Start of DATA PROVIDED

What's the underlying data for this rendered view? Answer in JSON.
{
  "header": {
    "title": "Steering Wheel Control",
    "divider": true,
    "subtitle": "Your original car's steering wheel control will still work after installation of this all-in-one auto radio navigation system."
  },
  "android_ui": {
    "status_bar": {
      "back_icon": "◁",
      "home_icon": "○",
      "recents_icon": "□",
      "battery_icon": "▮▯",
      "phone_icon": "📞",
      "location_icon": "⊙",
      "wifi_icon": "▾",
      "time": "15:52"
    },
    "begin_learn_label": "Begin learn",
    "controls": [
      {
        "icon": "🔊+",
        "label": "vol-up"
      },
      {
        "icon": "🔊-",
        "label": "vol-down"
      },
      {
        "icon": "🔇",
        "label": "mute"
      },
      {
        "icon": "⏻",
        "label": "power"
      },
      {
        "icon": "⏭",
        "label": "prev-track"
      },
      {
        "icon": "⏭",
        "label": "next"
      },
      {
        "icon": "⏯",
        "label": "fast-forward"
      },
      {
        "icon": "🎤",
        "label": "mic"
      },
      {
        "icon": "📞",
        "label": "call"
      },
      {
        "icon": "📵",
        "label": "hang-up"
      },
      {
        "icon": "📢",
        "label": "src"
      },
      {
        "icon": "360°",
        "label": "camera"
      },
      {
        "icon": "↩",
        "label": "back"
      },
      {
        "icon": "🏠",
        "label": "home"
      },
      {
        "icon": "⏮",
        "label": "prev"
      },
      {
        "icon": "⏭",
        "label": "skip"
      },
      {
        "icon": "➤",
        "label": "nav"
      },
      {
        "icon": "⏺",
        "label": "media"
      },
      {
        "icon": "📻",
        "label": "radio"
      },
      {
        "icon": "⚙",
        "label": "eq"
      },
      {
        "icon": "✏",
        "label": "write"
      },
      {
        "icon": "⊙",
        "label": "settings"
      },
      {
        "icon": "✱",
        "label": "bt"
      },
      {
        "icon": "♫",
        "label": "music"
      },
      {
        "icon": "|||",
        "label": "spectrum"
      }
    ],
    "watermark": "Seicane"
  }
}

End of DATA PROVIDED

» **PROBLEM REQUIREMENTS**:
Using the records above, copy every line that has the word "this" in it.

» **RESPONSE TO THE TASK**:
What's the underlying data for this rendered view? Answer in JSON.
    "subtitle": "Your original car's steering wheel control will still work after installation of this all-in-one auto radio navigation system."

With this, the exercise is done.